▸ Instruction: Omit the pictures and return every entry exactly as written.

▸ Records to use:
# # # # #
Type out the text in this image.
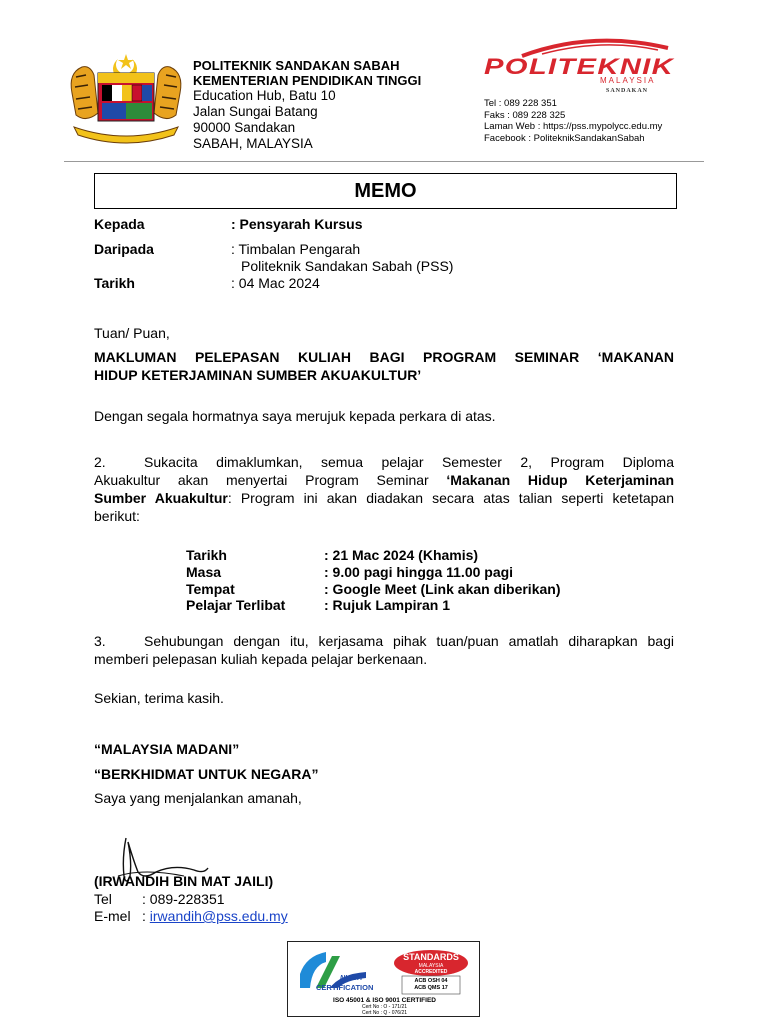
POLITEKNIK SANDAKAN SABAH
KEMENTERIAN PENDIDIKAN TINGGI
Education Hub, Batu 10
Jalan Sungai Batang
90000 Sandakan
SABAH, MALAYSIA
POLITEKNIK
MALAYSIA
SANDAKAN
Tel : 089 228 351
Faks : 089 228 325
Laman Web : https://pss.mypolycc.edu.my
Facebook : PoliteknikSandakanSabah
MEMO
Kepada	: Pensyarah Kursus
Daripada	: Timbalan Pengarah
Politeknik Sandakan Sabah (PSS)
Tarikh	: 04 Mac 2024
Tuan/ Puan,
MAKLUMAN PELEPASAN KULIAH BAGI PROGRAM SEMINAR ‘MAKANAN
HIDUP KETERJAMINAN SUMBER AKUAKULTUR’
Dengan segala hormatnya saya merujuk kepada perkara di atas.
2.	Sukacita dimaklumkan, semua pelajar Semester 2, Program Diploma
Akuakultur akan menyertai Program Seminar ‘Makanan Hidup Keterjaminan
Sumber Akuakultur: Program ini akan diadakan secara atas talian seperti ketetapan
berikut:
Tarikh	: 21 Mac 2024 (Khamis)
Masa	: 9.00 pagi hingga 11.00 pagi
Tempat	: Google Meet (Link akan diberikan)
Pelajar Terlibat	: Rujuk Lampiran 1
3.	Sehubungan dengan itu, kerjasama pihak tuan/puan amatlah diharapkan bagi
memberi pelepasan kuliah kepada pelajar berkenaan.
Sekian, terima kasih.
“MALAYSIA MADANI”
“BERKHIDMAT UNTUK NEGARA”
Saya yang menjalankan amanah,
(IRWANDIH BIN MAT JAILI)
Tel : 089-228351
E-mel : irwandih@pss.edu.my
NIOSH
CERTIFICATION
STANDARDS
MALAYSIA
ACCREDITED
ACB OSH 04
ACB QMS 17
ISO 45001 & ISO 9001 CERTIFIED
Cert No : O - 171/21
Cert No : Q - 076/21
# # # # #
▸ Task result:
Type out the text in this image.
POLITEKNIK SANDAKAN SABAH
KEMENTERIAN PENDIDIKAN TINGGI
Education Hub, Batu 10
Jalan Sungai Batang
90000 Sandakan
SABAH, MALAYSIA
POLITEKNIK
MALAYSIA
SANDAKAN
Tel : 089 228 351
Faks : 089 228 325
Laman Web : https://pss.mypolycc.edu.my
Facebook : PoliteknikSandakanSabah
MEMO
Kepada	: Pensyarah Kursus
Daripada	: Timbalan Pengarah
Politeknik Sandakan Sabah (PSS)
Tarikh	: 04 Mac 2024
Tuan/ Puan,
MAKLUMAN PELEPASAN KULIAH BAGI PROGRAM SEMINAR ‘MAKANAN
HIDUP KETERJAMINAN SUMBER AKUAKULTUR’
Dengan segala hormatnya saya merujuk kepada perkara di atas.
2.	Sukacita dimaklumkan, semua pelajar Semester 2, Program Diploma
Akuakultur akan menyertai Program Seminar ‘Makanan Hidup Keterjaminan
Sumber Akuakultur: Program ini akan diadakan secara atas talian seperti ketetapan
berikut:
Tarikh	: 21 Mac 2024 (Khamis)
Masa	: 9.00 pagi hingga 11.00 pagi
Tempat	: Google Meet (Link akan diberikan)
Pelajar Terlibat	: Rujuk Lampiran 1
3.	Sehubungan dengan itu, kerjasama pihak tuan/puan amatlah diharapkan bagi
memberi pelepasan kuliah kepada pelajar berkenaan.
Sekian, terima kasih.
“MALAYSIA MADANI”
“BERKHIDMAT UNTUK NEGARA”
Saya yang menjalankan amanah,
(IRWANDIH BIN MAT JAILI)
Tel : 089-228351
E-mel : irwandih@pss.edu.my
NIOSH
CERTIFICATION
STANDARDS
MALAYSIA
ACCREDITED
ACB OSH 04
ACB QMS 17
ISO 45001 & ISO 9001 CERTIFIED
Cert No : O - 171/21
Cert No : Q - 076/21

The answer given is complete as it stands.